晚上去看老爸老妈,妈告诉我今天是外婆祭日,目光恍惚间,已然回到二十九年前……
奶奶走得早,爷爷走电船渡洋杳无音信。老爸那时年幼,记不得他们模样,我和两位姐姐更甭提有隔代亲的关抚。幸好,我们有勤快、疼爱我们的外婆。
外婆住在南砂亭巷巷顶,辛劳一生,年老驼背,人称腰龟老人。她关爱内内外外的孙子,操持着家。年轻时爸常年在外工作,外婆对我们照顾有加。
那时,我们住在堤墘关脚,边上妈祖宫,正对妈宫池,现在忆起,才懂原来也是一宝地。
同院埕的是齐炎叔一家,他的大公子广喜小我两岁,后头戏剧性的在城里澄中成了我同班同学,再后来又戏剧性的慢了我两届。
儿时玩具本就稀少,难得老爸带来的香港造的小汽车,还没玩一会,就给喜儿摔了个稀巴烂。心疼,是必然的,打闹之后,转身小跑几步,相继扎进边上义丰溪里,摸蚬,玩泥巴。

任务要求 1 >> 把所给摘录中以“外婆住在南砂亭巷巷顶”开头的那一段改写得更简短，保留其主要事实。
任务要求 2 >> 在所给摘录中，作者一家那时住在什么地方？
任务要求 3 >> 请接着这篇回忆外婆的文章写下去，从它的最后一句之后开始。

数据片段 >>
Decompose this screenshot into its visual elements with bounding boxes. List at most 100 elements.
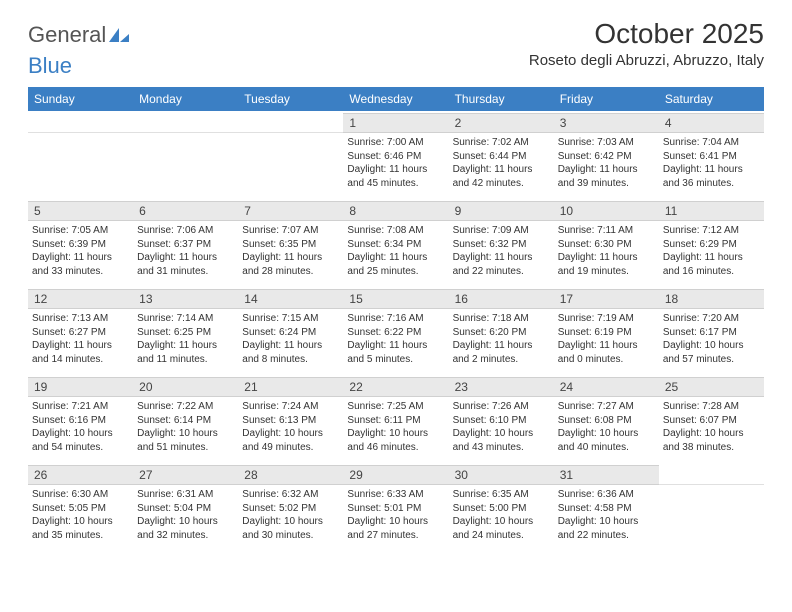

作答结果 1 >> 外婆住在南砂亭巷巷顶，一生辛劳，年老驼背，人称腰龟老人。她疼爱内外孙辈，操持家务；爸爸年轻时常年在外工作，她对我们格外照顾。

作答结果 2 >> 住在堤墘关脚，旁边是妈祖宫，正对着妈宫池。

作答结果 3 >>
外婆就在灶头缠着草闲,生火熬地瓜粥,看着玩累跑来的我,笑着轻骂一句,递过一碗绿豆汤……
那年写的这篇《老巷》,依稀多有故里亭巷的影子,当然揉和了记忆中各处巷道里的人情世故,生活点滴,而其间,自然少不了外婆的身影。
四年级的时候,春节前,壁成兄给了我几颗小花炮,欢天喜地的我回了溪南,那时住在亭巷下,就在卖甘草桃开福婆对面。外婆正在灶台忙碌,我急急地跟她要了一支点燃的香,就在院子里准备燃放我的小花炮。
开心过头,紧张过头,点燃的炮我忘了扔,结果在手里爆了,把大拇指也给炸伤了。于是,那个春节,我就好几天包竖首扎着的大指哥,老爸笑话我,天天点赞呢(那时没这说法,但是这意思)。从此胆小,好些年不敢划火柴。
初二,也就是和广喜成为同学的那年,外婆走了,急急赶了去,灵前我竟然没流一滴眼泪,内心极痛,但就是哭不出。那时尚年幼的两表弟林珩、怀远笑闹着,他们是不懂,而我呢?这事一直的让我自责。
两天后出殡,本说好读完早上前两节就赶回去,哪想那天那时就发生一大事,附近煤气爆炸引起火灾,烧至屋墙,我和几位赶来的老同学伟明等拼着把电视、衣柜等搬出。幸好,火最后就在墙边灭了,人没事。
多事的过往,永记的亲人。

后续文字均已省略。